## Dataset extract
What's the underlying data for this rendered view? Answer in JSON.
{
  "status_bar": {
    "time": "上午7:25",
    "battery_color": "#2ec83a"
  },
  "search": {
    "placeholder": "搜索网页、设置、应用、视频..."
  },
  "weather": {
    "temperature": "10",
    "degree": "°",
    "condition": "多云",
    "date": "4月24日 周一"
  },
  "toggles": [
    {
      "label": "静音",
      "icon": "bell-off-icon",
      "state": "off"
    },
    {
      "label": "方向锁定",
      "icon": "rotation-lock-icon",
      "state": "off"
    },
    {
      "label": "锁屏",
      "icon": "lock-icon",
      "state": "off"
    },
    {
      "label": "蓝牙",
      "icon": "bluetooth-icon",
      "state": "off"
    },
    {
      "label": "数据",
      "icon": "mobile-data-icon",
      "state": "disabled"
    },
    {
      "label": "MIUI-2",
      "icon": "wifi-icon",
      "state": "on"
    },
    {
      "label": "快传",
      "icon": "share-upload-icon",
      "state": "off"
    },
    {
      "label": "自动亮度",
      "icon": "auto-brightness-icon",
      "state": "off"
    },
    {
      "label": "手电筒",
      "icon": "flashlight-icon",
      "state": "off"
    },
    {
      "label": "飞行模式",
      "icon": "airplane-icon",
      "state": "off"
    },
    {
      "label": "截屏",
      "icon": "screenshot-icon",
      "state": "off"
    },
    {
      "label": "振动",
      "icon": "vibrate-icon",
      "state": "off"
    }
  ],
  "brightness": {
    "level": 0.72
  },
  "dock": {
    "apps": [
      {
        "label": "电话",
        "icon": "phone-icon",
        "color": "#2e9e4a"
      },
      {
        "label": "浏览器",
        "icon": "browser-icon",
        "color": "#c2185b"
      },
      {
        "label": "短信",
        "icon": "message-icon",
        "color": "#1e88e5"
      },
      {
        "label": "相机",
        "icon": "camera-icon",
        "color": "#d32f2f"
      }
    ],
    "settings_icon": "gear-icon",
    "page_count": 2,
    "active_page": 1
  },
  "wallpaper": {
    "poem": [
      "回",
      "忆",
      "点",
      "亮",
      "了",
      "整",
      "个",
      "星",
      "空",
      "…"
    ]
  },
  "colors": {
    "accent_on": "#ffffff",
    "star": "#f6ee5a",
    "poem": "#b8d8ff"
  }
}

## Stated goal
Only the number is wanted: count the lines of the records that hold the word "lock".

## Complete response
2